PROBLEM REQUIREMENTS
Comb the records below for the string "Franklin" and copy each line where it turns up.

************

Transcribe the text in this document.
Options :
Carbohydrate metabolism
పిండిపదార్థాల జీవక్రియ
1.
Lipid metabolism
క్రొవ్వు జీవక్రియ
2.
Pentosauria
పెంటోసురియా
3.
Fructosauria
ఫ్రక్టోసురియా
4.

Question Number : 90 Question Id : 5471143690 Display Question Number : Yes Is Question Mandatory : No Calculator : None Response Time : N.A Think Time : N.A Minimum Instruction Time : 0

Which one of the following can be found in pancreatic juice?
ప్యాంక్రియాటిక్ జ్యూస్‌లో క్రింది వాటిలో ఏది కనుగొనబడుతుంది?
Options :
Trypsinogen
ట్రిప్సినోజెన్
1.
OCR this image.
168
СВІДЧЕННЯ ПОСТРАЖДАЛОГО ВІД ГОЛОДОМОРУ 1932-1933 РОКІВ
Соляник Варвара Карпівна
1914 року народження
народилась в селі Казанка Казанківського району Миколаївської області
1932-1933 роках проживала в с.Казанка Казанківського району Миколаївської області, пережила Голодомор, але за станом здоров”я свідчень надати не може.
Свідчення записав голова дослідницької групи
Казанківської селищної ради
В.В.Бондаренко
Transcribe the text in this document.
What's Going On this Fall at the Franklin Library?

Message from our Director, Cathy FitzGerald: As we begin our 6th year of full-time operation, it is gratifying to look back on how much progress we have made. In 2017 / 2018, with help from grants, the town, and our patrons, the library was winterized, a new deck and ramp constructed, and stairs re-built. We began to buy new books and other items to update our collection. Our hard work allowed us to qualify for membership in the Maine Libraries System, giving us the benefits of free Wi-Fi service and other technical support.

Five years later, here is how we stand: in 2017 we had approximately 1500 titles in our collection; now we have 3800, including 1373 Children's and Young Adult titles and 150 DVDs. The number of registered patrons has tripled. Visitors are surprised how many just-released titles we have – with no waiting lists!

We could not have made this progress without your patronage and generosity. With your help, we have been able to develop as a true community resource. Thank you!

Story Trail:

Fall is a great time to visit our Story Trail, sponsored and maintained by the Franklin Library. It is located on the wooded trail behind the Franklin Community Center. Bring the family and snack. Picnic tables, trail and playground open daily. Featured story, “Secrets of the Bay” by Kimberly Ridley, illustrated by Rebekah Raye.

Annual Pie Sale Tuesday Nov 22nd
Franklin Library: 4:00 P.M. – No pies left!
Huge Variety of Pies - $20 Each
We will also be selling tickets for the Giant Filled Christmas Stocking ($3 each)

************

ANSWER TO THE PROBLEM
What's Going On this Fall at the Franklin Library?
Fall is a great time to visit our Story Trail, sponsored and maintained by the Franklin Library. It is located on the wooded trail behind the Franklin Community Center. Bring the family and snack. Picnic tables, trail and playground open daily. Featured story, “Secrets of the Bay” by Kimberly Ridley, illustrated by Rebekah Raye.
Franklin Library: 4:00 P.M. – No pies left!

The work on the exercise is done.